(Extracted data entries)
========================================================================
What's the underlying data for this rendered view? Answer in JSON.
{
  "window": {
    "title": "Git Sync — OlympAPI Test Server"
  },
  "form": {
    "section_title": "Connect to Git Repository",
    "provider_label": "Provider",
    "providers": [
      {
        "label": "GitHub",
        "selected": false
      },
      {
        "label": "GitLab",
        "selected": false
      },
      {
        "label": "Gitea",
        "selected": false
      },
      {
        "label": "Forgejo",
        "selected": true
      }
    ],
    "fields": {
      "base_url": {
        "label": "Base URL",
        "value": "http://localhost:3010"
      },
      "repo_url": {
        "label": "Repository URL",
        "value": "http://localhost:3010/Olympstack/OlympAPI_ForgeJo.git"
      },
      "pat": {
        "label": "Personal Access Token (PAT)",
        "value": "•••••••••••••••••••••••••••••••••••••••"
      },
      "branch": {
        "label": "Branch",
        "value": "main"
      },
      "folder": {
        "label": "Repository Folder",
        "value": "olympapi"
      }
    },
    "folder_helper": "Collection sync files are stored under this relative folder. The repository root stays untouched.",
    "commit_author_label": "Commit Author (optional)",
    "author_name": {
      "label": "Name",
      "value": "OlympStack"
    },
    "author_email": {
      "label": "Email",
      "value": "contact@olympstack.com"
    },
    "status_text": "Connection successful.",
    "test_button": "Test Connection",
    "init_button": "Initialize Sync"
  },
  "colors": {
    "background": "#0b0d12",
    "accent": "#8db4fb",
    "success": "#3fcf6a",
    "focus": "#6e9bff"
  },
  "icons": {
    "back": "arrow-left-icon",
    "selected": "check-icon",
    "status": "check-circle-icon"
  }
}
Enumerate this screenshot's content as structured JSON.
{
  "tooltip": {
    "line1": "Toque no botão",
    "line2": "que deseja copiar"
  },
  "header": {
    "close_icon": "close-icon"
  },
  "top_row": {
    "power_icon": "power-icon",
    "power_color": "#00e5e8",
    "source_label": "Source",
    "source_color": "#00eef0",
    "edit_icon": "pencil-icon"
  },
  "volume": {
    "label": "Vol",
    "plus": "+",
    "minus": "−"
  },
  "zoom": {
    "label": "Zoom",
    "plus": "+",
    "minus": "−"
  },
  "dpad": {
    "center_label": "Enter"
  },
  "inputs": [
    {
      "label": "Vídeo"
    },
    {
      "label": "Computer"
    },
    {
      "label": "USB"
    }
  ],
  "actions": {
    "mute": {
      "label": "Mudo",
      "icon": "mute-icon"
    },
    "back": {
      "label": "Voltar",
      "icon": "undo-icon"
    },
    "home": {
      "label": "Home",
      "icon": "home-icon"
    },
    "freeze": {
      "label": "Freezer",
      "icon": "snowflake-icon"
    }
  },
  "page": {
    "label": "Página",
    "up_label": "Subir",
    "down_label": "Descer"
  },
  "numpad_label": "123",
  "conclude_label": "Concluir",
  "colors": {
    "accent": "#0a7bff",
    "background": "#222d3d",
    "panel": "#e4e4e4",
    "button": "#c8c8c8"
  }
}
========================================================================
#### [REQUIRED WORK]
Filter the records above and return every line that holds the word "JSON".

#### [FULL RESPONSE]
What's the underlying data for this rendered view? Answer in JSON.
Enumerate this screenshot's content as structured JSON.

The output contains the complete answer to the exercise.